### Work instructions
List all the lines in these records that hold "frac".

* * * * * * *

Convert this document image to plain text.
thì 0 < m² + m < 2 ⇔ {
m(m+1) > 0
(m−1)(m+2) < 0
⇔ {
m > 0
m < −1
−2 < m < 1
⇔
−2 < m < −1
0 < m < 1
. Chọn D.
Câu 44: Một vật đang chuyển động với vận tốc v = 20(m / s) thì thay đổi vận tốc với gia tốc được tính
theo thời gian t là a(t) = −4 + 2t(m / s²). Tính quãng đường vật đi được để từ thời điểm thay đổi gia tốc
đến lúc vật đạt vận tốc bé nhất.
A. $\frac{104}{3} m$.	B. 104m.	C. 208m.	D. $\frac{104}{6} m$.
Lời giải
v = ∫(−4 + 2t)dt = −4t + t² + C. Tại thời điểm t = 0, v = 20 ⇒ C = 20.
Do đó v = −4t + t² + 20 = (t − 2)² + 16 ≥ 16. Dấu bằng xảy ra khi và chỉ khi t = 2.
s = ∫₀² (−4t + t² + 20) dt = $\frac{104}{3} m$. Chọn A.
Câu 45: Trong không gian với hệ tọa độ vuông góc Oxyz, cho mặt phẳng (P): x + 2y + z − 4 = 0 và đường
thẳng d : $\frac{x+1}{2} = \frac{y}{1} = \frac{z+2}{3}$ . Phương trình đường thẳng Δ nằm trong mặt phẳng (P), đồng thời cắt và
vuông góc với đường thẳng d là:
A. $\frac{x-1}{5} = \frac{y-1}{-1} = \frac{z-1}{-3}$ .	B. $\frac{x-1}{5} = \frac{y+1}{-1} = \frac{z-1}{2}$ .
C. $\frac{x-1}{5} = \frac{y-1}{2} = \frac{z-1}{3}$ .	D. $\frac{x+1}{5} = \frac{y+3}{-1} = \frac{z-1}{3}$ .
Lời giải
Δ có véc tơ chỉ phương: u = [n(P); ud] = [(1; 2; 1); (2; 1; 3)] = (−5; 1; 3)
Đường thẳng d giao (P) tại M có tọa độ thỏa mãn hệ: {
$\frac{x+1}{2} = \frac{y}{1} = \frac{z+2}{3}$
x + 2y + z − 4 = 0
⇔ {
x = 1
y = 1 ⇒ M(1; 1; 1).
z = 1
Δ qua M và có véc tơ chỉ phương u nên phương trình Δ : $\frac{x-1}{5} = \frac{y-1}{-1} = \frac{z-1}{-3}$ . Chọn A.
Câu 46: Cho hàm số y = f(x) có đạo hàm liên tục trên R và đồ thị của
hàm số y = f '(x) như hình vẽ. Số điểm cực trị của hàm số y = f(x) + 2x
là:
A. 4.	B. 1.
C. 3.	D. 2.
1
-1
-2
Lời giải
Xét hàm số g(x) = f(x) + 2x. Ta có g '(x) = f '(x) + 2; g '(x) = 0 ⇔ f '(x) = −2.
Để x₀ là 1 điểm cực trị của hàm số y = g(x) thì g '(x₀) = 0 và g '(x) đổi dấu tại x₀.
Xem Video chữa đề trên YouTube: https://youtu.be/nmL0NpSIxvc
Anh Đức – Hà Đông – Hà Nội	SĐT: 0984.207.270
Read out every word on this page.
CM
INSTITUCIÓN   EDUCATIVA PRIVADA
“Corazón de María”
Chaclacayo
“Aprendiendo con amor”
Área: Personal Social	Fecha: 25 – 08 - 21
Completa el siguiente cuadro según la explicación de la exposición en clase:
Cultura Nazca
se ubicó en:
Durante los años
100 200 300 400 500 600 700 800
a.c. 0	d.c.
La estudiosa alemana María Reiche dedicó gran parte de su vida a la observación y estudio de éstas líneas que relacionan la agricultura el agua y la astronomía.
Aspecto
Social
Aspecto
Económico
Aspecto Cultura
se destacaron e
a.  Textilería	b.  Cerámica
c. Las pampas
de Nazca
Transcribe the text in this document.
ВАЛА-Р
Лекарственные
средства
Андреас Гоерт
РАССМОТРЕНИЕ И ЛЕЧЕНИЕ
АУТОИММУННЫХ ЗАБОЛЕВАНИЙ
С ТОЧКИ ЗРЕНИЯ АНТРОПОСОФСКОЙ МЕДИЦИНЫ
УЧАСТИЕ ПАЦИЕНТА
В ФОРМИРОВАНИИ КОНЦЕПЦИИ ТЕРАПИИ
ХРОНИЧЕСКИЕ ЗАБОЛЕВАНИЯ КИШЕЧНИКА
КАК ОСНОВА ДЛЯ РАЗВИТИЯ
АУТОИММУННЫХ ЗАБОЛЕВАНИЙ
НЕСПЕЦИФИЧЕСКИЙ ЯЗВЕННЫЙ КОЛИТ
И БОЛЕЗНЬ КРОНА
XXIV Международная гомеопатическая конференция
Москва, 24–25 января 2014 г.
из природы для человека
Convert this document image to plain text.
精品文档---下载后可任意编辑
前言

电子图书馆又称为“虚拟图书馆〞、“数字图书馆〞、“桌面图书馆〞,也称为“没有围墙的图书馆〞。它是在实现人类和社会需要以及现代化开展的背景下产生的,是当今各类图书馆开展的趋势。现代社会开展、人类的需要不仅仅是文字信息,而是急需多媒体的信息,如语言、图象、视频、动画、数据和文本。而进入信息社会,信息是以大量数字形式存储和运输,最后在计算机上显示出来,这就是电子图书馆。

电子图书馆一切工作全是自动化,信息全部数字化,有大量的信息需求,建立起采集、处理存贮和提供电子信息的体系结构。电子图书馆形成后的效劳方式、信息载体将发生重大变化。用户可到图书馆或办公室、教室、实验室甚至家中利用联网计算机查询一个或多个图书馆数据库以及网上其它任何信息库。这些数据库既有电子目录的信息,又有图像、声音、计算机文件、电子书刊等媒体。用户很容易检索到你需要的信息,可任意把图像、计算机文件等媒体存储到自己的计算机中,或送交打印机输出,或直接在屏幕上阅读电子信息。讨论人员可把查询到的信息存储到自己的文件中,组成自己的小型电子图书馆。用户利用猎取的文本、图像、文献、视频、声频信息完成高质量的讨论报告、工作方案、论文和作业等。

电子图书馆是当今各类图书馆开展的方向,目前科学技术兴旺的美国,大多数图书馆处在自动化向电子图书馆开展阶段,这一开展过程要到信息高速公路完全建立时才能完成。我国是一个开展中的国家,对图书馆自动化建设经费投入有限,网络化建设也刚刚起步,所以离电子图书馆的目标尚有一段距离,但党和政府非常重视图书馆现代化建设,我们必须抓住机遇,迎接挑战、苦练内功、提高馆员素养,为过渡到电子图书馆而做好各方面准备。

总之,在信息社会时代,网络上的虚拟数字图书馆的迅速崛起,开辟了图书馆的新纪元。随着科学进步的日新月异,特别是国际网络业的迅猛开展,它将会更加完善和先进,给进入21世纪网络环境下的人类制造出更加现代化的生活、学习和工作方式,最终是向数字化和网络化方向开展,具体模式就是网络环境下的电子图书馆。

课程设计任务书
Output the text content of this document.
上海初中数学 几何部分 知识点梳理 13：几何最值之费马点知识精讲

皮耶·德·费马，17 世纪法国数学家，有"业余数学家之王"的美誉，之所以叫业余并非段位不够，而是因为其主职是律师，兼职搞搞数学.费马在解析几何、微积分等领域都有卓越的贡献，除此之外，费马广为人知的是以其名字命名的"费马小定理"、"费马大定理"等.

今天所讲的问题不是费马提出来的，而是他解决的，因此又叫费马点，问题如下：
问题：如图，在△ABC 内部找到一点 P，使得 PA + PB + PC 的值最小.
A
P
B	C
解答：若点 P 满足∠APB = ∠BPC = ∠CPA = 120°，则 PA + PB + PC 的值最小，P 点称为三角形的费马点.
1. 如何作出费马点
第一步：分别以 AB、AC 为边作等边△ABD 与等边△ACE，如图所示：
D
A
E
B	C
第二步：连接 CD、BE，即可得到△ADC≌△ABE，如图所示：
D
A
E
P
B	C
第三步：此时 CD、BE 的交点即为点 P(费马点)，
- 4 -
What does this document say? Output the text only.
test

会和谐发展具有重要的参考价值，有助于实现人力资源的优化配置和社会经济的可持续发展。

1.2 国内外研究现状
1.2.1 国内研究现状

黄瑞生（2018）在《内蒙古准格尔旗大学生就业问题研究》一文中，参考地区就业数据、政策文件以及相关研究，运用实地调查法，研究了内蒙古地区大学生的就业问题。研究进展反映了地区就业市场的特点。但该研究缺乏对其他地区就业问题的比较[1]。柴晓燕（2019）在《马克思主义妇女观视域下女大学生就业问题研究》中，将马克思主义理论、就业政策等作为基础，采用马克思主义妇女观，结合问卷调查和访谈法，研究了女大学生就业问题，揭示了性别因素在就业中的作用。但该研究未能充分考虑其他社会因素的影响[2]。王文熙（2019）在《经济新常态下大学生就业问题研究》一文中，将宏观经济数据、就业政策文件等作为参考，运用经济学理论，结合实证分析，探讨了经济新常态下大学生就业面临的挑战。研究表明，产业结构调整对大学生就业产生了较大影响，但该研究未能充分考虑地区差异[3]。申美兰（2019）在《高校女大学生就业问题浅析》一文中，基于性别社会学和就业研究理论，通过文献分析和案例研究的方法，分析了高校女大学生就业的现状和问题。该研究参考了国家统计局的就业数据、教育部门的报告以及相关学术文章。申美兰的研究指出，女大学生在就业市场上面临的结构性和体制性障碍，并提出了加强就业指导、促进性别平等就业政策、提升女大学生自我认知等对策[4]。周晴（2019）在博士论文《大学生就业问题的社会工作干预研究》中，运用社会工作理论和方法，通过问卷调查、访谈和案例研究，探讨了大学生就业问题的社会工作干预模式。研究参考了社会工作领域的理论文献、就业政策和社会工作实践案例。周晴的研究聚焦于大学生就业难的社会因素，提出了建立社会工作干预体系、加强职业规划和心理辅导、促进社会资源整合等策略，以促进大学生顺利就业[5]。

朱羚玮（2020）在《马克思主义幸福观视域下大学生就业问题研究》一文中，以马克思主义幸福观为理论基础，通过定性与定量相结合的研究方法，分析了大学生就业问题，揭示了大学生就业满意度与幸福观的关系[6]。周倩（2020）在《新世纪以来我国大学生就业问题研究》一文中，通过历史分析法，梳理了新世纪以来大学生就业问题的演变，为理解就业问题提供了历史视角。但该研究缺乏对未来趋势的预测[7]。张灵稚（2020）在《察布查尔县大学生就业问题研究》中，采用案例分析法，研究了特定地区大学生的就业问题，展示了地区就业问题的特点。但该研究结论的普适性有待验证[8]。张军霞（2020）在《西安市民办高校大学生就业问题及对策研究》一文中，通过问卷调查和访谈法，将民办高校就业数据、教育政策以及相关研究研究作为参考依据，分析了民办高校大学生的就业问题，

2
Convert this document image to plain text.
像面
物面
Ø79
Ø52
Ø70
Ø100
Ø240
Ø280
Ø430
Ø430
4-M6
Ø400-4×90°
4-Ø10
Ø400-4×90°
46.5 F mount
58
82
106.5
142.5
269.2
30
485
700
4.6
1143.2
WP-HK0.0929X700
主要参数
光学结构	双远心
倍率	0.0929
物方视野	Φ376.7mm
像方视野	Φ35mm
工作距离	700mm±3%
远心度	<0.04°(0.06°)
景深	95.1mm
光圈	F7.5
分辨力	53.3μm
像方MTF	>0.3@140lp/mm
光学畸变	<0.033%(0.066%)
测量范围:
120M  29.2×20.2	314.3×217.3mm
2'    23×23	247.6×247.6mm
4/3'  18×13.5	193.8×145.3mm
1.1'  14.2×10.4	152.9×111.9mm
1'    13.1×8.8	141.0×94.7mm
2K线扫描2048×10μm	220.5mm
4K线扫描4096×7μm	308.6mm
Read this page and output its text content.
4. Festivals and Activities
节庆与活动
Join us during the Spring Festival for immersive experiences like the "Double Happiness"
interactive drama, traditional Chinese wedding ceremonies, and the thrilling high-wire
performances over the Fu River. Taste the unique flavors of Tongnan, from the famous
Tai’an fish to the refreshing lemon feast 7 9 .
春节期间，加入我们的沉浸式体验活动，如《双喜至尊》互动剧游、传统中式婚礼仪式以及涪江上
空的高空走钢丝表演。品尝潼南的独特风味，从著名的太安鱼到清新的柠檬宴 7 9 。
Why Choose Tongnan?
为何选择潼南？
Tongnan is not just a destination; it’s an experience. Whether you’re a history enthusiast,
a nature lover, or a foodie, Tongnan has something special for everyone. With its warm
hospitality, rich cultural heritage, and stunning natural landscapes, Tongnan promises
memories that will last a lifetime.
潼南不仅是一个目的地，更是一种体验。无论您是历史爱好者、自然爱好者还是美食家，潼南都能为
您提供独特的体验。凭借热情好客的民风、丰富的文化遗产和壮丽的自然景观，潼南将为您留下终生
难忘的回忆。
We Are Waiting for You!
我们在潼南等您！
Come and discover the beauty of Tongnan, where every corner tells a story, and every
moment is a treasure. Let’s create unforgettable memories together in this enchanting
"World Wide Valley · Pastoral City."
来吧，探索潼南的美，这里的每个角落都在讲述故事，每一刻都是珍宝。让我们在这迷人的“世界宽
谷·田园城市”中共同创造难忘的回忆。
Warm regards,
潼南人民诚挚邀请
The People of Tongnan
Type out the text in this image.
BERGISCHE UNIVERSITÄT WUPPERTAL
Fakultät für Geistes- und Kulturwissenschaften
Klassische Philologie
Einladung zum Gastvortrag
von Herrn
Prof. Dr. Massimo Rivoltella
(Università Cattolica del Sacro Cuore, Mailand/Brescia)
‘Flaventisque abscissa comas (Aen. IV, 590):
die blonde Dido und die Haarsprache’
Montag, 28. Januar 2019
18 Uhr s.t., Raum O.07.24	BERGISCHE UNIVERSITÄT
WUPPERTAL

* * * * * * *

### Solution for this problem
A. $\frac{104}{3} m$.	B. 104m.	C. 208m.	D. $\frac{104}{6} m$.
s = ∫₀² (−4t + t² + 20) dt = $\frac{104}{3} m$. Chọn A.
thẳng d : $\frac{x+1}{2} = \frac{y}{1} = \frac{z+2}{3}$ . Phương trình đường thẳng Δ nằm trong mặt phẳng (P), đồng thời cắt và
A. $\frac{x-1}{5} = \frac{y-1}{-1} = \frac{z-1}{-3}$ .	B. $\frac{x-1}{5} = \frac{y+1}{-1} = \frac{z-1}{2}$ .
C. $\frac{x-1}{5} = \frac{y-1}{2} = \frac{z-1}{3}$ .	D. $\frac{x+1}{5} = \frac{y+3}{-1} = \frac{z-1}{3}$ .
$\frac{x+1}{2} = \frac{y}{1} = \frac{z+2}{3}$
Δ qua M và có véc tơ chỉ phương u nên phương trình Δ : $\frac{x-1}{5} = \frac{y-1}{-1} = \frac{z-1}{-3}$ . Chọn A.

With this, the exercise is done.